Data records:
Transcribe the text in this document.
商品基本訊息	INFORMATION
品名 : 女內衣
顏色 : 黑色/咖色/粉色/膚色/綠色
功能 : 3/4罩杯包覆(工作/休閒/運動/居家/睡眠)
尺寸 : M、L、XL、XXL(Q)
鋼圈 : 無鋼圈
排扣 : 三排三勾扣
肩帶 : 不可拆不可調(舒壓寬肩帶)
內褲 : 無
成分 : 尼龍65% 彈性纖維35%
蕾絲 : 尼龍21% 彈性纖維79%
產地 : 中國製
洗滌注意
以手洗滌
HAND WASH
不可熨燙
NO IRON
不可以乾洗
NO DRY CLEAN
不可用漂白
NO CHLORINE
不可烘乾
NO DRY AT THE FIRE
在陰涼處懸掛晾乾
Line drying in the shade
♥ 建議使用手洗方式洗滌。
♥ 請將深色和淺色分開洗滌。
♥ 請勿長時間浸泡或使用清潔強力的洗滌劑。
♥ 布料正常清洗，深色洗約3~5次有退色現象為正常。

==

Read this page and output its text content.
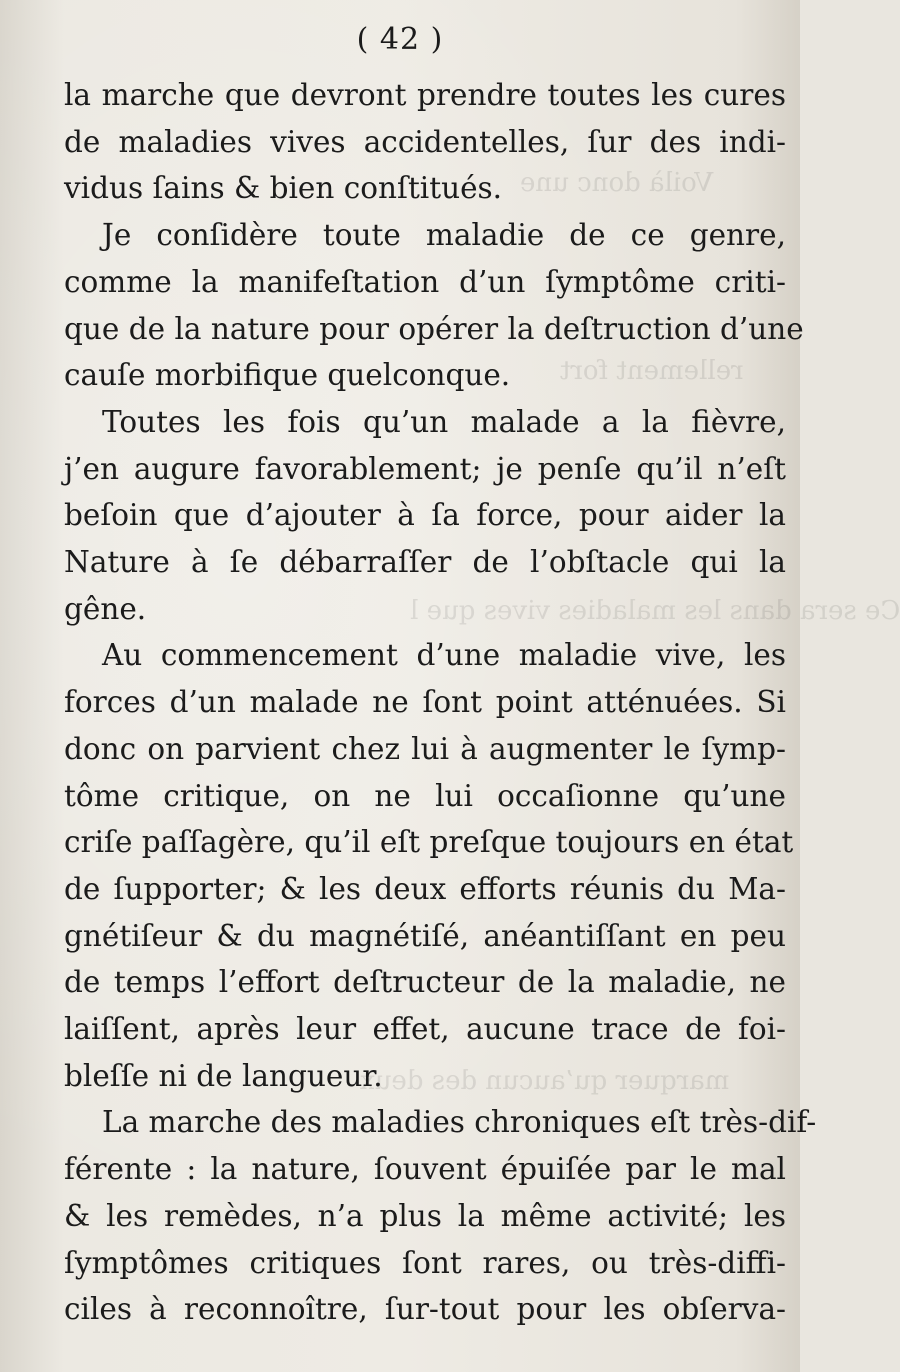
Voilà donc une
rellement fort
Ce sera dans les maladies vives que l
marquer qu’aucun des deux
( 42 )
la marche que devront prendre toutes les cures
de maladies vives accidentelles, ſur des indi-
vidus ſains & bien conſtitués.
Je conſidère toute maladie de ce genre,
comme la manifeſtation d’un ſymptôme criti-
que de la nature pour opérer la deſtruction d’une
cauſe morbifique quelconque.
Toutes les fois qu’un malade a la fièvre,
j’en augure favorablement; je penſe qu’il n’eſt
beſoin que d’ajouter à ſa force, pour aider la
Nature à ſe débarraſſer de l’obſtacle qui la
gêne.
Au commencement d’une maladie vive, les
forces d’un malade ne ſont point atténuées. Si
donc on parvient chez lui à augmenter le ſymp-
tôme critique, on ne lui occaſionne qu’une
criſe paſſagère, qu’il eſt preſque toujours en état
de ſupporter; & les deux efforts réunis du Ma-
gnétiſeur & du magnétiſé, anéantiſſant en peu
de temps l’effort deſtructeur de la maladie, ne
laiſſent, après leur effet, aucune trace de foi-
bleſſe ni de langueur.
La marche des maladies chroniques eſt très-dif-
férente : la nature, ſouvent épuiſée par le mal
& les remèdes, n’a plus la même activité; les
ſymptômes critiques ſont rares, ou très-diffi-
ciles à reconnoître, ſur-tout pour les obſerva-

Exercise prompt: How many lines in the records above contain the word "deux"? Give only the number.

Answer below: 2